▶ [Dataset extract]:
* * * * *

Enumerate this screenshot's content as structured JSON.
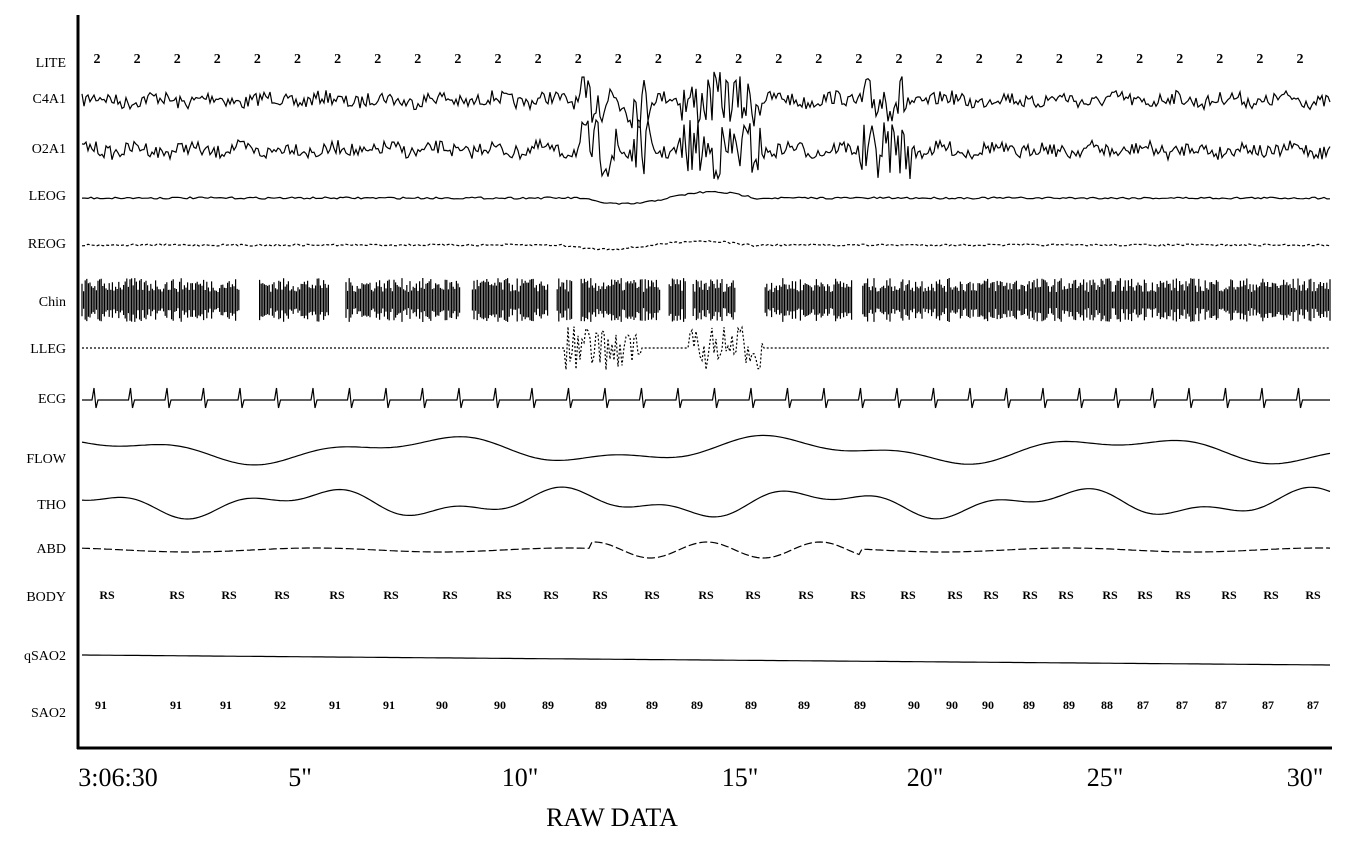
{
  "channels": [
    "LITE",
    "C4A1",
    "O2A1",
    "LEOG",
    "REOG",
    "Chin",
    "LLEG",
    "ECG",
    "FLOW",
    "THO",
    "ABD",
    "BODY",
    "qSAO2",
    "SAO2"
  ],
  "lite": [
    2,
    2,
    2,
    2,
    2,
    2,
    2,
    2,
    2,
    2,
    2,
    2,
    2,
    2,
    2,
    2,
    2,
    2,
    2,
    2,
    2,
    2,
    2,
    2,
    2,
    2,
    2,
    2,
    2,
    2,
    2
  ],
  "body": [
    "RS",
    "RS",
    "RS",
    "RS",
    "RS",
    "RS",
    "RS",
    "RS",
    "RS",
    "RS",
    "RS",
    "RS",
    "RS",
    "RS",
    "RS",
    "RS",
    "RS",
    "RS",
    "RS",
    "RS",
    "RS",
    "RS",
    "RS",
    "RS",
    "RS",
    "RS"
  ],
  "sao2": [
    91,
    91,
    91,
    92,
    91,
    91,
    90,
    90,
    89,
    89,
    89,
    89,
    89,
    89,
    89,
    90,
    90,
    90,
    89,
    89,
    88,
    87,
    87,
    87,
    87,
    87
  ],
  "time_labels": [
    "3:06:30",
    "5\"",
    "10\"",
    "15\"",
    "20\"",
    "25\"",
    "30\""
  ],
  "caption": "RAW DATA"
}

* * * * *

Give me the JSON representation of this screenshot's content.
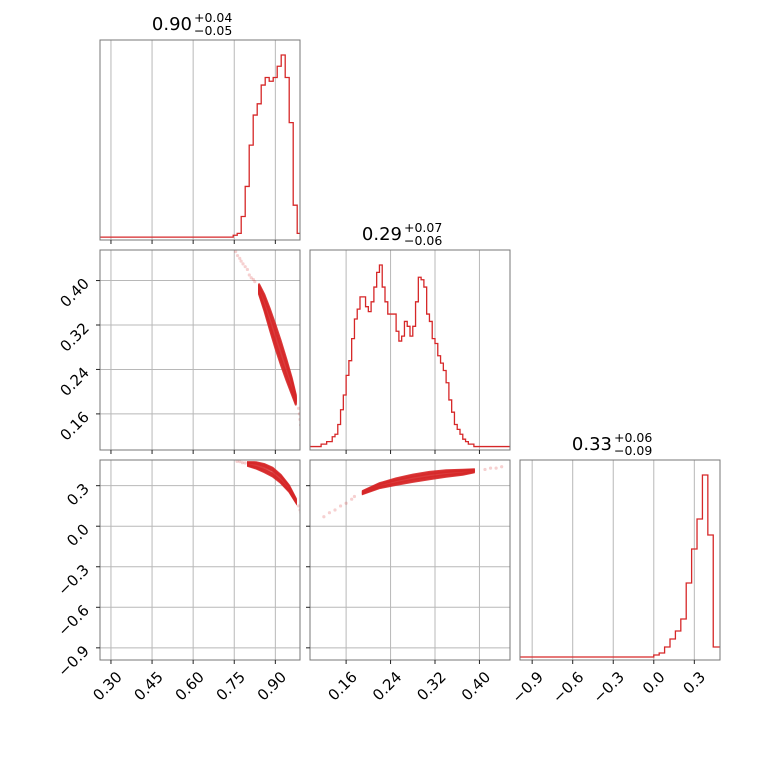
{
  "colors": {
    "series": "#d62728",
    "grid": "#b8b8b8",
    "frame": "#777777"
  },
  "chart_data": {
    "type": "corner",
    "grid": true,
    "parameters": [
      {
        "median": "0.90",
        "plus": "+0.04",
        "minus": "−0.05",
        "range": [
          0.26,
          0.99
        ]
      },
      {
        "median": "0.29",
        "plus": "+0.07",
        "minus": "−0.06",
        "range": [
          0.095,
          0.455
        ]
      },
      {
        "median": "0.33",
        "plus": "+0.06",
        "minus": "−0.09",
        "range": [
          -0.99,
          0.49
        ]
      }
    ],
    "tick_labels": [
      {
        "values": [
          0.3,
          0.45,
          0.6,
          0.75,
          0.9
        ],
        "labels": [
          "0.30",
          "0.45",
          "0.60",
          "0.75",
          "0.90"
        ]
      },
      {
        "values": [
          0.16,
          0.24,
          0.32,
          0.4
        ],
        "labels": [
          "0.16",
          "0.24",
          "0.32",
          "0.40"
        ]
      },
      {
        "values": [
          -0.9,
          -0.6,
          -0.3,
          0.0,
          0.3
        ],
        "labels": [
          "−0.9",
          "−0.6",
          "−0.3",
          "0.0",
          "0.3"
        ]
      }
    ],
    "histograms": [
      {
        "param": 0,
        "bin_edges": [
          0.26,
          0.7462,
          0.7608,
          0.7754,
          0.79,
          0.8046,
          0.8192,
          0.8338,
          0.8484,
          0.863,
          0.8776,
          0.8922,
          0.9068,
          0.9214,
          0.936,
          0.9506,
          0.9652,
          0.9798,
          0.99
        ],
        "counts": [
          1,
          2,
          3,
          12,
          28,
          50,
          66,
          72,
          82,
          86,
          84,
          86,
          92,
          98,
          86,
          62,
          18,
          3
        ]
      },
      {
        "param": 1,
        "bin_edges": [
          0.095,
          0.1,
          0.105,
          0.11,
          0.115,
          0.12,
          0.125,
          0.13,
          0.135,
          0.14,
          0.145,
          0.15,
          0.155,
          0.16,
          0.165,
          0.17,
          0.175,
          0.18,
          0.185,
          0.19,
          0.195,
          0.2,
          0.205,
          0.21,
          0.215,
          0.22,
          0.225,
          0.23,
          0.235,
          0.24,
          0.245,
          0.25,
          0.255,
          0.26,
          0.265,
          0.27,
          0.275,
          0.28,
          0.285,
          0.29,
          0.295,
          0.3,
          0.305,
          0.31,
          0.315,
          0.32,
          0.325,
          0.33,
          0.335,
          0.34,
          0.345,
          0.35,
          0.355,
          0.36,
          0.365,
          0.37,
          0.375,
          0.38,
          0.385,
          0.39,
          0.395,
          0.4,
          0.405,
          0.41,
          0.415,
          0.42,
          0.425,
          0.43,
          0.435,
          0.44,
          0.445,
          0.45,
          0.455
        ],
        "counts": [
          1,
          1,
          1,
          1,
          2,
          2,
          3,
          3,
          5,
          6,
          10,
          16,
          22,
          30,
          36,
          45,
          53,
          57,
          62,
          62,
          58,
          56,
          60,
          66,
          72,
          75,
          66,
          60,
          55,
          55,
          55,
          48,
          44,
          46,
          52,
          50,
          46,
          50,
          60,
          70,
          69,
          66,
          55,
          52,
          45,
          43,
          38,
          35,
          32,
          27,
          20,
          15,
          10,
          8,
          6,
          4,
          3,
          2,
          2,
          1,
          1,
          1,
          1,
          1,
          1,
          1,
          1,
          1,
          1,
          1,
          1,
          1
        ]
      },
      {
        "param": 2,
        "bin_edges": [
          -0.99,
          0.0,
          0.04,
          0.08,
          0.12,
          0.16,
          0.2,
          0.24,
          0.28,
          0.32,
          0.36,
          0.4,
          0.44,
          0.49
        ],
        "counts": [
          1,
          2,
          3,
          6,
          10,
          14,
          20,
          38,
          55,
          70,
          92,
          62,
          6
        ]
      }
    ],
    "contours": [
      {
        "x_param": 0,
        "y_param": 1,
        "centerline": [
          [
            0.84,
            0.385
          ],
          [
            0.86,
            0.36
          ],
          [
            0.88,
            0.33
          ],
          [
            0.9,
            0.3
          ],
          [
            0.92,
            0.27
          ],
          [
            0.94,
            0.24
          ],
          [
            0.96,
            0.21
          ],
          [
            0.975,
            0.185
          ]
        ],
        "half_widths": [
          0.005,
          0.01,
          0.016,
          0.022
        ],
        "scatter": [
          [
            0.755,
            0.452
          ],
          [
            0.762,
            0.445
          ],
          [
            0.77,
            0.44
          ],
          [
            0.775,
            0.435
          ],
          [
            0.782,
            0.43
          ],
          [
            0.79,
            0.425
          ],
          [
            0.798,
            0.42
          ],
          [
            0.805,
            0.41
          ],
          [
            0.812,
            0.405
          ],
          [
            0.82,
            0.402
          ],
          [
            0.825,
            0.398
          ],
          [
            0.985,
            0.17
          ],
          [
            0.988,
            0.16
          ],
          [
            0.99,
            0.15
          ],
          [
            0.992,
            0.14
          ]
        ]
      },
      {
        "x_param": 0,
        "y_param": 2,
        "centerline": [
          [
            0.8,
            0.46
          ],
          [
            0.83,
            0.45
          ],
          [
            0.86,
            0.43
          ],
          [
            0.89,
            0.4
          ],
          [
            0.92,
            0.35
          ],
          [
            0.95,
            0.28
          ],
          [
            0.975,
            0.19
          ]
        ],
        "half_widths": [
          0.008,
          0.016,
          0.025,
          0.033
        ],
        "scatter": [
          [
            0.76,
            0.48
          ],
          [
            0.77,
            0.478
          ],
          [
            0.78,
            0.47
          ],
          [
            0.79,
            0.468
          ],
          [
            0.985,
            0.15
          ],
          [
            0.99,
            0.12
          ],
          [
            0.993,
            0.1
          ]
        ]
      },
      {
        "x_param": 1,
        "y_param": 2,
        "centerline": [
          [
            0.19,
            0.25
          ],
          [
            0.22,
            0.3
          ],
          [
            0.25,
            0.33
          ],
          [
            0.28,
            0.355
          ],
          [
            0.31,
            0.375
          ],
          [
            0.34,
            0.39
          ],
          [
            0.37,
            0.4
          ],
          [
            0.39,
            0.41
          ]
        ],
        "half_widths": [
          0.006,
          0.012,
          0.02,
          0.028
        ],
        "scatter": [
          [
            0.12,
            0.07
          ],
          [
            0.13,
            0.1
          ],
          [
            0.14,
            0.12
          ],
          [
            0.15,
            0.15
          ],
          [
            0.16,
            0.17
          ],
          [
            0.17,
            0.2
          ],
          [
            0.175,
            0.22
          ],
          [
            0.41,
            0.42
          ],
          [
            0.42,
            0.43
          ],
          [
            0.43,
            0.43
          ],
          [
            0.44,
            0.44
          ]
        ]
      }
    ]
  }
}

* * * * *

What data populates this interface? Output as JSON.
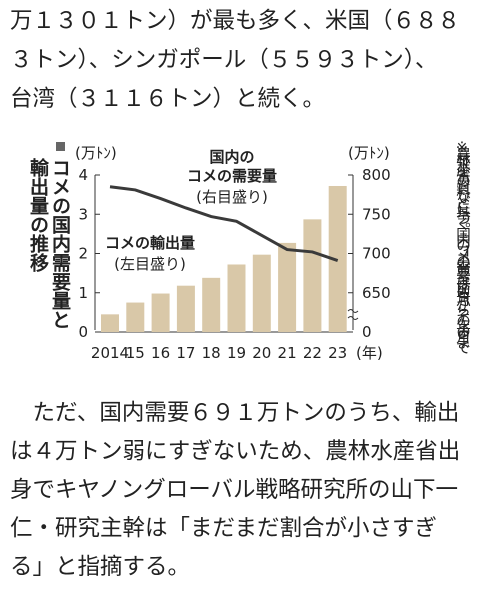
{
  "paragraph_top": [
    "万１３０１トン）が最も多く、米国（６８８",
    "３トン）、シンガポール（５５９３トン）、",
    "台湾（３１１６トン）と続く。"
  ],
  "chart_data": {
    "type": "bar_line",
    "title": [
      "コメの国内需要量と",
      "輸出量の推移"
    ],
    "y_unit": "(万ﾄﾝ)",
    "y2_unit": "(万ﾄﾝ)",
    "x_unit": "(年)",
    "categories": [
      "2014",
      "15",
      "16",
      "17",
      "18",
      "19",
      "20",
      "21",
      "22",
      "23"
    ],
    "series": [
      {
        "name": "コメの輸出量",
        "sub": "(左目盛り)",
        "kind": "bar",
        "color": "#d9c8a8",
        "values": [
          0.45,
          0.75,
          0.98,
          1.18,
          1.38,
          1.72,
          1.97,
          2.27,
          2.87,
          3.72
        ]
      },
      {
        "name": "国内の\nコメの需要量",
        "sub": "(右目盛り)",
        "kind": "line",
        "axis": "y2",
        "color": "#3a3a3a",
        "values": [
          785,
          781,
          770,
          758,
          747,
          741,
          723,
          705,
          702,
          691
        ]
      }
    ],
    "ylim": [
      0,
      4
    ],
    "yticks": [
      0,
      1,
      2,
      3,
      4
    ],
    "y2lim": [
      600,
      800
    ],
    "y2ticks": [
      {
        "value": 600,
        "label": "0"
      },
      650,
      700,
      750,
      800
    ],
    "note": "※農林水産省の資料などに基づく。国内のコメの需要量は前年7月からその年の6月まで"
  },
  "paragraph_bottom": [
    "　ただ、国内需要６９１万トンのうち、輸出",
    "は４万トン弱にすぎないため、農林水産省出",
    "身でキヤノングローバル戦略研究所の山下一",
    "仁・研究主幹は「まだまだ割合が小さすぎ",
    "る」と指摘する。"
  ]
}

* * * * *

▶ [What this task involves]: Read through the data and copy every line where "screenshot" shows up.

▶ [Final answer]:
Enumerate this screenshot's content as structured JSON.
Give me the JSON representation of this screenshot's content.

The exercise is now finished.